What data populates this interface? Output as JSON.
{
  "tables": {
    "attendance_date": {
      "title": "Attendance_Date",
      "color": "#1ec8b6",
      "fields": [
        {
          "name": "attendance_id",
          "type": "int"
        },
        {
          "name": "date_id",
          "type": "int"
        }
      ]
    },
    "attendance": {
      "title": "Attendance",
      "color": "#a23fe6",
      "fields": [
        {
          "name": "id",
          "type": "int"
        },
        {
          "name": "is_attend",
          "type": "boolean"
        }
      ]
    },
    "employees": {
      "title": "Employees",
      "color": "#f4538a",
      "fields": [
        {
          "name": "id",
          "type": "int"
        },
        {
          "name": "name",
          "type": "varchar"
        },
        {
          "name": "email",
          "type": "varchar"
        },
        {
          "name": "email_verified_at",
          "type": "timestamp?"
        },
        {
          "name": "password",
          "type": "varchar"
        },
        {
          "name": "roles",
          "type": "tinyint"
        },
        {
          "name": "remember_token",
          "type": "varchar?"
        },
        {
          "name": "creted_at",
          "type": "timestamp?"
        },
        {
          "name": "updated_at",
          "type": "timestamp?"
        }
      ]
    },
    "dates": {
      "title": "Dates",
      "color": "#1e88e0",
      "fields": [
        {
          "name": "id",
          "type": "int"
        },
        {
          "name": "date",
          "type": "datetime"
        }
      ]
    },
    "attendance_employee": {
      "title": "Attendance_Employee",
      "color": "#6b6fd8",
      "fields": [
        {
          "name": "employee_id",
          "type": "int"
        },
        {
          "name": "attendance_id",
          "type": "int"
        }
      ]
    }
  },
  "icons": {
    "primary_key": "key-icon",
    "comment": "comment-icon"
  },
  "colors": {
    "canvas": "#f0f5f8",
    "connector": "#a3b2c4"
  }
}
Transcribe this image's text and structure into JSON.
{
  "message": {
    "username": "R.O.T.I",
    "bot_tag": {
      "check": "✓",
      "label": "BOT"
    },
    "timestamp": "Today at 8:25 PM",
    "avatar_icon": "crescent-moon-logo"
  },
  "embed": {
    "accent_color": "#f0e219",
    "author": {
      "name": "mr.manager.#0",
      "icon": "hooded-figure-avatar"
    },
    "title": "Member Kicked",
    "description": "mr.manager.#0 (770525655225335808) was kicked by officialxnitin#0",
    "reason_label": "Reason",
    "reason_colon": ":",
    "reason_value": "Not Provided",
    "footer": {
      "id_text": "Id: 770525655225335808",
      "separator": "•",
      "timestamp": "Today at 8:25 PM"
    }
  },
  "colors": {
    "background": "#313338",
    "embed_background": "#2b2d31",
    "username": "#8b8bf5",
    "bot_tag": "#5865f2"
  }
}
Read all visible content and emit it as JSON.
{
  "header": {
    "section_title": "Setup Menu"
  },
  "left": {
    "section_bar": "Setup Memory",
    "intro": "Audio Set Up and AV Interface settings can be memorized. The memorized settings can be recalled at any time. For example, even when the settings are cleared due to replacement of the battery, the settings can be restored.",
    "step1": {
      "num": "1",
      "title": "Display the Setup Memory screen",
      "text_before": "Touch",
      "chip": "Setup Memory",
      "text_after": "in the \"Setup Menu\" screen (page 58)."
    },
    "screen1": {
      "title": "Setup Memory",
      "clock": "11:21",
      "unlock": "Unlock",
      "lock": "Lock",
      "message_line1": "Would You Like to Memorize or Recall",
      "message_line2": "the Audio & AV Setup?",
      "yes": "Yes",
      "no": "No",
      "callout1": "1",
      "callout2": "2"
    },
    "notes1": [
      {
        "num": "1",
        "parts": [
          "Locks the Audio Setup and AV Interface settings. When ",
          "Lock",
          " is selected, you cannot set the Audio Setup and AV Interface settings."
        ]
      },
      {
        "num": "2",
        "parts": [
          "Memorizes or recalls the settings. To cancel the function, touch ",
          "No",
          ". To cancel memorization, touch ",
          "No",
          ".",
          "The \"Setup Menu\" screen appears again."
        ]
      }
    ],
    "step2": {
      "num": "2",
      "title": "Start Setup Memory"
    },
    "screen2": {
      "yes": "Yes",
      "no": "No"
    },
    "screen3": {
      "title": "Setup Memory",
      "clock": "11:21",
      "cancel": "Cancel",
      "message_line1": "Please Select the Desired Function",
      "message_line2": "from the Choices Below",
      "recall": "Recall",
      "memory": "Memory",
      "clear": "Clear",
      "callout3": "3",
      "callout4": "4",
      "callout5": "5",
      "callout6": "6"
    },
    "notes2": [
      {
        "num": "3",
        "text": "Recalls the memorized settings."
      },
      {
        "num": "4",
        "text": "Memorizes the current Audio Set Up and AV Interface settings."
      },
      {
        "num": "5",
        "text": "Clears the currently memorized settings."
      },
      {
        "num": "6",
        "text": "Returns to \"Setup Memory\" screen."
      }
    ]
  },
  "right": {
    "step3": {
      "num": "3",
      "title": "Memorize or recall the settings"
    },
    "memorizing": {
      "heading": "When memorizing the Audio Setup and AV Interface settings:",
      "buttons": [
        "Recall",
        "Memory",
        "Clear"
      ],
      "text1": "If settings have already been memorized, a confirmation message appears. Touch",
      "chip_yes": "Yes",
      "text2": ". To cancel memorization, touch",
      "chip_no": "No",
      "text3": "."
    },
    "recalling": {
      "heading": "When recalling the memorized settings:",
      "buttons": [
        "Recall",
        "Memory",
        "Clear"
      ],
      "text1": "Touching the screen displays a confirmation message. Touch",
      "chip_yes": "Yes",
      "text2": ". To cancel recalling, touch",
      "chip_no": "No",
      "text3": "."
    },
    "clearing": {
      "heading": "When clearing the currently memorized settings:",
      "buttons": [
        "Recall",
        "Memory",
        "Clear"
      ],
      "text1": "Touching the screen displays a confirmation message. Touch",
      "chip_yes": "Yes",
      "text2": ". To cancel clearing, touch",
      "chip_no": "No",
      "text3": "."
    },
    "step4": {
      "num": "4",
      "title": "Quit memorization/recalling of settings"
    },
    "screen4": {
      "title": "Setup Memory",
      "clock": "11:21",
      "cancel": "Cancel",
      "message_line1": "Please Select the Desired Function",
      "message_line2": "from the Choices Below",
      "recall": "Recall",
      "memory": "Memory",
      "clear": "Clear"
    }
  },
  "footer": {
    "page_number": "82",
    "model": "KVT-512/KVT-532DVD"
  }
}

▶ [TASK DESCRIPTION]: Please output every record, keeping each line exact.

▶ [EXERCISE RESPONSE]:
What data populates this interface? Output as JSON.
{
  "tables": {
    "attendance_date": {
      "title": "Attendance_Date",
      "color": "#1ec8b6",
      "fields": [
        {
          "name": "attendance_id",
          "type": "int"
        },
        {
          "name": "date_id",
          "type": "int"
        }
      ]
    },
    "attendance": {
      "title": "Attendance",
      "color": "#a23fe6",
      "fields": [
        {
          "name": "id",
          "type": "int"
        },
        {
          "name": "is_attend",
          "type": "boolean"
        }
      ]
    },
    "employees": {
      "title": "Employees",
      "color": "#f4538a",
      "fields": [
        {
          "name": "id",
          "type": "int"
        },
        {
          "name": "name",
          "type": "varchar"
        },
        {
          "name": "email",
          "type": "varchar"
        },
        {
          "name": "email_verified_at",
          "type": "timestamp?"
        },
        {
          "name": "password",
          "type": "varchar"
        },
        {
          "name": "roles",
          "type": "tinyint"
        },
        {
          "name": "remember_token",
          "type": "varchar?"
        },
        {
          "name": "creted_at",
          "type": "timestamp?"
        },
        {
          "name": "updated_at",
          "type": "timestamp?"
        }
      ]
    },
    "dates": {
      "title": "Dates",
      "color": "#1e88e0",
      "fields": [
        {
          "name": "id",
          "type": "int"
        },
        {
          "name": "date",
          "type": "datetime"
        }
      ]
    },
    "attendance_employee": {
      "title": "Attendance_Employee",
      "color": "#6b6fd8",
      "fields": [
        {
          "name": "employee_id",
          "type": "int"
        },
        {
          "name": "attendance_id",
          "type": "int"
        }
      ]
    }
  },
  "icons": {
    "primary_key": "key-icon",
    "comment": "comment-icon"
  },
  "colors": {
    "canvas": "#f0f5f8",
    "connector": "#a3b2c4"
  }
}
Transcribe this image's text and structure into JSON.
{
  "message": {
    "username": "R.O.T.I",
    "bot_tag": {
      "check": "✓",
      "label": "BOT"
    },
    "timestamp": "Today at 8:25 PM",
    "avatar_icon": "crescent-moon-logo"
  },
  "embed": {
    "accent_color": "#f0e219",
    "author": {
      "name": "mr.manager.#0",
      "icon": "hooded-figure-avatar"
    },
    "title": "Member Kicked",
    "description": "mr.manager.#0 (770525655225335808) was kicked by officialxnitin#0",
    "reason_label": "Reason",
    "reason_colon": ":",
    "reason_value": "Not Provided",
    "footer": {
      "id_text": "Id: 770525655225335808",
      "separator": "•",
      "timestamp": "Today at 8:25 PM"
    }
  },
  "colors": {
    "background": "#313338",
    "embed_background": "#2b2d31",
    "username": "#8b8bf5",
    "bot_tag": "#5865f2"
  }
}
Read all visible content and emit it as JSON.
{
  "header": {
    "section_title": "Setup Menu"
  },
  "left": {
    "section_bar": "Setup Memory",
    "intro": "Audio Set Up and AV Interface settings can be memorized. The memorized settings can be recalled at any time. For example, even when the settings are cleared due to replacement of the battery, the settings can be restored.",
    "step1": {
      "num": "1",
      "title": "Display the Setup Memory screen",
      "text_before": "Touch",
      "chip": "Setup Memory",
      "text_after": "in the \"Setup Menu\" screen (page 58)."
    },
    "screen1": {
      "title": "Setup Memory",
      "clock": "11:21",
      "unlock": "Unlock",
      "lock": "Lock",
      "message_line1": "Would You Like to Memorize or Recall",
      "message_line2": "the Audio & AV Setup?",
      "yes": "Yes",
      "no": "No",
      "callout1": "1",
      "callout2": "2"
    },
    "notes1": [
      {
        "num": "1",
        "parts": [
          "Locks the Audio Setup and AV Interface settings. When ",
          "Lock",
          " is selected, you cannot set the Audio Setup and AV Interface settings."
        ]
      },
      {
        "num": "2",
        "parts": [
          "Memorizes or recalls the settings. To cancel the function, touch ",
          "No",
          ". To cancel memorization, touch ",
          "No",
          ".",
          "The \"Setup Menu\" screen appears again."
        ]
      }
    ],
    "step2": {
      "num": "2",
      "title": "Start Setup Memory"
    },
    "screen2": {
      "yes": "Yes",
      "no": "No"
    },
    "screen3": {
      "title": "Setup Memory",
      "clock": "11:21",
      "cancel": "Cancel",
      "message_line1": "Please Select the Desired Function",
      "message_line2": "from the Choices Below",
      "recall": "Recall",
      "memory": "Memory",
      "clear": "Clear",
      "callout3": "3",
      "callout4": "4",
      "callout5": "5",
      "callout6": "6"
    },
    "notes2": [
      {
        "num": "3",
        "text": "Recalls the memorized settings."
      },
      {
        "num": "4",
        "text": "Memorizes the current Audio Set Up and AV Interface settings."
      },
      {
        "num": "5",
        "text": "Clears the currently memorized settings."
      },
      {
        "num": "6",
        "text": "Returns to \"Setup Memory\" screen."
      }
    ]
  },
  "right": {
    "step3": {
      "num": "3",
      "title": "Memorize or recall the settings"
    },
    "memorizing": {
      "heading": "When memorizing the Audio Setup and AV Interface settings:",
      "buttons": [
        "Recall",
        "Memory",
        "Clear"
      ],
      "text1": "If settings have already been memorized, a confirmation message appears. Touch",
      "chip_yes": "Yes",
      "text2": ". To cancel memorization, touch",
      "chip_no": "No",
      "text3": "."
    },
    "recalling": {
      "heading": "When recalling the memorized settings:",
      "buttons": [
        "Recall",
        "Memory",
        "Clear"
      ],
      "text1": "Touching the screen displays a confirmation message. Touch",
      "chip_yes": "Yes",
      "text2": ". To cancel recalling, touch",
      "chip_no": "No",
      "text3": "."
    },
    "clearing": {
      "heading": "When clearing the currently memorized settings:",
      "buttons": [
        "Recall",
        "Memory",
        "Clear"
      ],
      "text1": "Touching the screen displays a confirmation message. Touch",
      "chip_yes": "Yes",
      "text2": ". To cancel clearing, touch",
      "chip_no": "No",
      "text3": "."
    },
    "step4": {
      "num": "4",
      "title": "Quit memorization/recalling of settings"
    },
    "screen4": {
      "title": "Setup Memory",
      "clock": "11:21",
      "cancel": "Cancel",
      "message_line1": "Please Select the Desired Function",
      "message_line2": "from the Choices Below",
      "recall": "Recall",
      "memory": "Memory",
      "clear": "Clear"
    }
  },
  "footer": {
    "page_number": "82",
    "model": "KVT-512/KVT-532DVD"
  }
}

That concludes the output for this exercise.